DIRECTIONS:
Work through the material below line by line and say how many lines include the word "повлечет". Only the number, please.

DATA TO USE:
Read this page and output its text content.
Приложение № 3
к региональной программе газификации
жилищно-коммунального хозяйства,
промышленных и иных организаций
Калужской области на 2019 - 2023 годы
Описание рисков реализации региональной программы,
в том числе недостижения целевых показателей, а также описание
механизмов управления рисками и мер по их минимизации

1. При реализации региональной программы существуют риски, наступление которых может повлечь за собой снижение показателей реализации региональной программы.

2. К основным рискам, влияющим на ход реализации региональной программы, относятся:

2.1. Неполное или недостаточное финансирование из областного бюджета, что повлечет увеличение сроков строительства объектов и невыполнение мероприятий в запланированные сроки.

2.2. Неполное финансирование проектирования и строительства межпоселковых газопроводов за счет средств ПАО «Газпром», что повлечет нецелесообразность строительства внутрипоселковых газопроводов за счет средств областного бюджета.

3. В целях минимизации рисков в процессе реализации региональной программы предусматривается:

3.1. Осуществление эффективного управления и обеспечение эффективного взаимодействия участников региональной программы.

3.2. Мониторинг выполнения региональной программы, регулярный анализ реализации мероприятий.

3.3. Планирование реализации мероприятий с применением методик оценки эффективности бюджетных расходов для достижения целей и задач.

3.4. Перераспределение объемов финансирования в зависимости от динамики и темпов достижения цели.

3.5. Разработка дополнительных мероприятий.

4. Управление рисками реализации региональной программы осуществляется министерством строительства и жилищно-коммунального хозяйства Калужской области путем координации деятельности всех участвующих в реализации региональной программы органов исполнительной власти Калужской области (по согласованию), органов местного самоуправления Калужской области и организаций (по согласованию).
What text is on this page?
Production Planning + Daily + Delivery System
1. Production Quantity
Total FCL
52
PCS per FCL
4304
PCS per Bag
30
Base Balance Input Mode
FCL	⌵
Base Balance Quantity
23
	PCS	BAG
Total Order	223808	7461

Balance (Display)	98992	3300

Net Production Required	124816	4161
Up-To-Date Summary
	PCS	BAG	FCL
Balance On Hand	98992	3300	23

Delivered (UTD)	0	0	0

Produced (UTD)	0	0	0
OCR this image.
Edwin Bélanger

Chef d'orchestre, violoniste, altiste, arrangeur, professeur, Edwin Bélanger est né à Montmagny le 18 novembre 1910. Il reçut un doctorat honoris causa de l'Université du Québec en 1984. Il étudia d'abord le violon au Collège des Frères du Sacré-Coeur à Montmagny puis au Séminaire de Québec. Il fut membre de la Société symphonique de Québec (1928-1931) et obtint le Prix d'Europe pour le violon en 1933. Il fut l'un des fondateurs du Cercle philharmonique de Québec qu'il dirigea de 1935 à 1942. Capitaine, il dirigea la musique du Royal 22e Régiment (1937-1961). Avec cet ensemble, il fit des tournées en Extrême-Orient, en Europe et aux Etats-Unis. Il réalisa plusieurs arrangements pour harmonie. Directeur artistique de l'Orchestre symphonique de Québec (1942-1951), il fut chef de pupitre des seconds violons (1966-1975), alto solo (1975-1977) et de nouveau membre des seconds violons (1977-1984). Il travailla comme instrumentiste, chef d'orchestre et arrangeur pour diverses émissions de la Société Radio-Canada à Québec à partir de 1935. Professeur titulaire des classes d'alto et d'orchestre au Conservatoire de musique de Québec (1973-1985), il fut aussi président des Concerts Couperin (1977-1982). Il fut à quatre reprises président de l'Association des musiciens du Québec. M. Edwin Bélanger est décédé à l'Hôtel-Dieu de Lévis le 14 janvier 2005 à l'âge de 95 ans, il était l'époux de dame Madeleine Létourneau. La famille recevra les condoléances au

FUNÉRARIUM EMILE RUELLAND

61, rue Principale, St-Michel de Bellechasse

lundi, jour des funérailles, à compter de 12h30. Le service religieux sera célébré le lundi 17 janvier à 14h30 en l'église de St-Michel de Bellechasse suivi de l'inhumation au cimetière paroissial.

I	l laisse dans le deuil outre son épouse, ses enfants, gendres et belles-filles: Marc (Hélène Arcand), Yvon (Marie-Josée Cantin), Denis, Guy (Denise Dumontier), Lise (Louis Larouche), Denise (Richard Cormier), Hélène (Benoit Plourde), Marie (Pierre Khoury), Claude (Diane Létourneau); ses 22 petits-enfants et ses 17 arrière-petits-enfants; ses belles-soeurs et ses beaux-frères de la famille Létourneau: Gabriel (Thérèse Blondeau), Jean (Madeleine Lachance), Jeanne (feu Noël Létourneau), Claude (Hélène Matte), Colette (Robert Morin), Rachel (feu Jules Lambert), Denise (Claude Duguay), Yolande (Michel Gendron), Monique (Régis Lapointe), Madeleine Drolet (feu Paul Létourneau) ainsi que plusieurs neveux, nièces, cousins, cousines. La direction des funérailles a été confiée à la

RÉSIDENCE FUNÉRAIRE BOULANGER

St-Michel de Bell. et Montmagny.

SOLUTION BELOW:
2